§ Prompt
Answer with a number only: how many lines of the data contain "thinking"?
╭─ The records
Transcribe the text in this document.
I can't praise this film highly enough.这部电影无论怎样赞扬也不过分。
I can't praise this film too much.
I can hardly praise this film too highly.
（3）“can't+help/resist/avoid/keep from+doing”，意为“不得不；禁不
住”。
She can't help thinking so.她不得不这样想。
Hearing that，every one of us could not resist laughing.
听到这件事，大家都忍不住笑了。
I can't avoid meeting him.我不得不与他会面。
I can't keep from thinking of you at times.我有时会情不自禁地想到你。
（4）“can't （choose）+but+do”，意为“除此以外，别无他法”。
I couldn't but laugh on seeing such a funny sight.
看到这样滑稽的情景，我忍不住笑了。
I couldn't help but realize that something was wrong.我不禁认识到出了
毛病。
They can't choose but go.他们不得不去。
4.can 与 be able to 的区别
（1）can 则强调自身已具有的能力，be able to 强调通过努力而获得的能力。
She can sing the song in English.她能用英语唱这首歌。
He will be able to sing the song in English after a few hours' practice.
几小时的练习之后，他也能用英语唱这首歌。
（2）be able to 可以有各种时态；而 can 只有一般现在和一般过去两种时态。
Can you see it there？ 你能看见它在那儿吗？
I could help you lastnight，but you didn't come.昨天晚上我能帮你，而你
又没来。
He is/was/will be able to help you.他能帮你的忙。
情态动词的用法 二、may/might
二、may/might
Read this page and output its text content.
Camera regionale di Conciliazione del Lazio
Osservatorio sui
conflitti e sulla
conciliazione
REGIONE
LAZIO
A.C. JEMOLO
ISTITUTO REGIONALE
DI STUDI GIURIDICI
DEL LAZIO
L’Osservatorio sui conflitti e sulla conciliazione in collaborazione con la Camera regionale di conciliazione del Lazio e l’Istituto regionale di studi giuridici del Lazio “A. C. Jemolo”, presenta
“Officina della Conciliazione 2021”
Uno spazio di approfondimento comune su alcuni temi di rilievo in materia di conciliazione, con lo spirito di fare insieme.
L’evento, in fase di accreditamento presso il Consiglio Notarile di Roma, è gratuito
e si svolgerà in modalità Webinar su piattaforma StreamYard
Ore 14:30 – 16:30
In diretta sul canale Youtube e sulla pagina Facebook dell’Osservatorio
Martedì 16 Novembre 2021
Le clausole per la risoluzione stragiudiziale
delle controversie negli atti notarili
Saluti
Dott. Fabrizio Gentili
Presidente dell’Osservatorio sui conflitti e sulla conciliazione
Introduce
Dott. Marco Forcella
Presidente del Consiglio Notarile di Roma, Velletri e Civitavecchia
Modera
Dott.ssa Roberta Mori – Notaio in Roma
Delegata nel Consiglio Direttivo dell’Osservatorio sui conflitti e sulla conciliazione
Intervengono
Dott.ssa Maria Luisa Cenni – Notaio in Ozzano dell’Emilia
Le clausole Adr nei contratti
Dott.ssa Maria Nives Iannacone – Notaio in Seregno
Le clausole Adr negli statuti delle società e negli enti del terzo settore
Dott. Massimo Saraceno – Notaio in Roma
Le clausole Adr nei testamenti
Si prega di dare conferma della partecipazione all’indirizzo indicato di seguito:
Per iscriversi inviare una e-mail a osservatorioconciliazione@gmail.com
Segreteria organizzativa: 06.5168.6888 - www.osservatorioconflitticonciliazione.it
╰─
§ Response
2